== GIVEN INSTRUCTION ==
Using the records below, report how many lines hold "color", with no extra text.

== INFORMATION PROVIDED ==

+++

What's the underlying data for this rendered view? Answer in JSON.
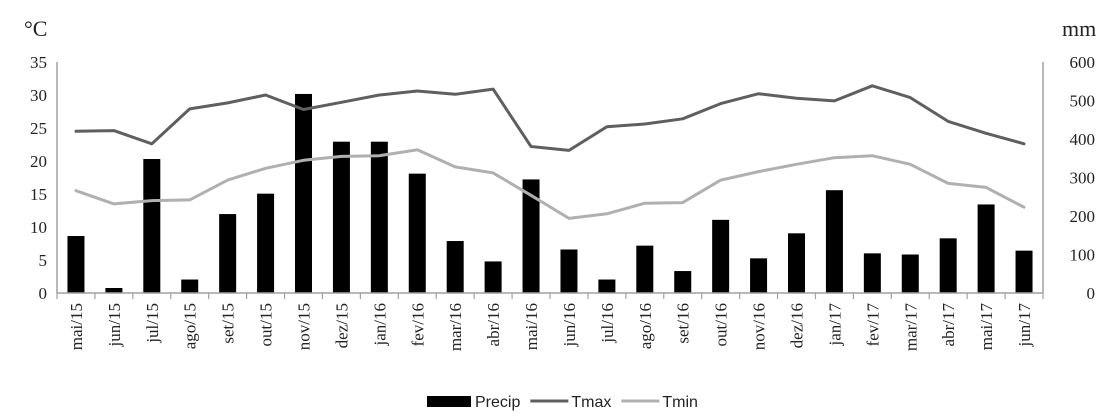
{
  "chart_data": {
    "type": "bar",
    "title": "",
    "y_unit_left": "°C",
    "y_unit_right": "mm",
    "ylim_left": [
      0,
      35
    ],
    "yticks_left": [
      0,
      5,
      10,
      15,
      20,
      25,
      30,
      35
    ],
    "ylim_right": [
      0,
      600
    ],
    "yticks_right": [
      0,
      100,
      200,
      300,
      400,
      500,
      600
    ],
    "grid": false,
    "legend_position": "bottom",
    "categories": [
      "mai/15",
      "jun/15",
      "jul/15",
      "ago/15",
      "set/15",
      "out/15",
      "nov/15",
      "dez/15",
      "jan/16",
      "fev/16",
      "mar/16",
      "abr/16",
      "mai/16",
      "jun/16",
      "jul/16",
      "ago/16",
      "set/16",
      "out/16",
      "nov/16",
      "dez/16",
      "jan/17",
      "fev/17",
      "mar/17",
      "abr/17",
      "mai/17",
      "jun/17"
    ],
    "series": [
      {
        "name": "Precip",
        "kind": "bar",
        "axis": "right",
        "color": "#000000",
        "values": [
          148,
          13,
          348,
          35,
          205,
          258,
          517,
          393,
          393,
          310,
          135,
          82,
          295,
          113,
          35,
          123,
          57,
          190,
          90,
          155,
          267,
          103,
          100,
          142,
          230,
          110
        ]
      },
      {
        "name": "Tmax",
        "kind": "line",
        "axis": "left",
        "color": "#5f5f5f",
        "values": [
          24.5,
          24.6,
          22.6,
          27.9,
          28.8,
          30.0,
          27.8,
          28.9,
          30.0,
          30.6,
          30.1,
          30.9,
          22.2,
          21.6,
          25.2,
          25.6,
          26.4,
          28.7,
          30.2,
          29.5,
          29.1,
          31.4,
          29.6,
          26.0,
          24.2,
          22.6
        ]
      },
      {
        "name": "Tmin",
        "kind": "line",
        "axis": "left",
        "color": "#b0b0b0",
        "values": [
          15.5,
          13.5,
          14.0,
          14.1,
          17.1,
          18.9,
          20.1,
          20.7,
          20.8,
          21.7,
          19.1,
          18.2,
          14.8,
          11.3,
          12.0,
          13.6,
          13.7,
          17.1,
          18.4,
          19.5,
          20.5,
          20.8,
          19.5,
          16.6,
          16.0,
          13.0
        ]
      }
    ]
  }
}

+++

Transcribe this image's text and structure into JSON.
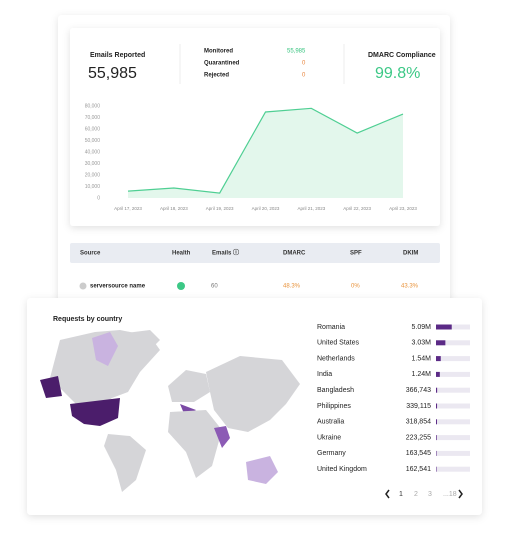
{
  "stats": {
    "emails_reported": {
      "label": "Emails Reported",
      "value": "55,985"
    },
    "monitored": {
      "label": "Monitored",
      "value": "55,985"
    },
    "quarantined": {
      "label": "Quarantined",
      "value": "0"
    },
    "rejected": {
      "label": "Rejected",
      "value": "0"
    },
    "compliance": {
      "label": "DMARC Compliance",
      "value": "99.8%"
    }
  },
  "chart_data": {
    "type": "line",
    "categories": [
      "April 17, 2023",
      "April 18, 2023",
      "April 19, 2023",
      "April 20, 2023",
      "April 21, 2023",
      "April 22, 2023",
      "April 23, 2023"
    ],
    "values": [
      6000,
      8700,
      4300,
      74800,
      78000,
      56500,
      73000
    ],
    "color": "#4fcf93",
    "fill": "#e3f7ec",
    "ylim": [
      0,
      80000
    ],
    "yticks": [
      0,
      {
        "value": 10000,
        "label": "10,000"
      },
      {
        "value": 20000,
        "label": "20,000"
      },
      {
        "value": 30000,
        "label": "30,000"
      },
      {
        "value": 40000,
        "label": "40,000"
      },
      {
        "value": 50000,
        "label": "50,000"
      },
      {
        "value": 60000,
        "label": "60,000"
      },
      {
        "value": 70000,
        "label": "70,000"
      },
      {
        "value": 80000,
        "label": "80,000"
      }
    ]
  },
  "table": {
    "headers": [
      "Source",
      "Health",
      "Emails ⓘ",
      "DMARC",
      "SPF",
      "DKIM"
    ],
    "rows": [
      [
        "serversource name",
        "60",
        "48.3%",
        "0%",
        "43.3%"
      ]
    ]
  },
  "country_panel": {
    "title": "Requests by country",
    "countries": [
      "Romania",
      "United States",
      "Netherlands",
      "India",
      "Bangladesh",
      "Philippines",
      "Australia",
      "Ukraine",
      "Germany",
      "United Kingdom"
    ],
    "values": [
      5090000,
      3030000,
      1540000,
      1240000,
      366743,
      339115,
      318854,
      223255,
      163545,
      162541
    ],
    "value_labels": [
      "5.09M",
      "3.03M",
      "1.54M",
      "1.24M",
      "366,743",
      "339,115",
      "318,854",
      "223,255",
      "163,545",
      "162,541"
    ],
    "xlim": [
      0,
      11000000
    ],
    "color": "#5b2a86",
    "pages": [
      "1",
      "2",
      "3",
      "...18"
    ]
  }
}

+++

== THE ANSWER ==
5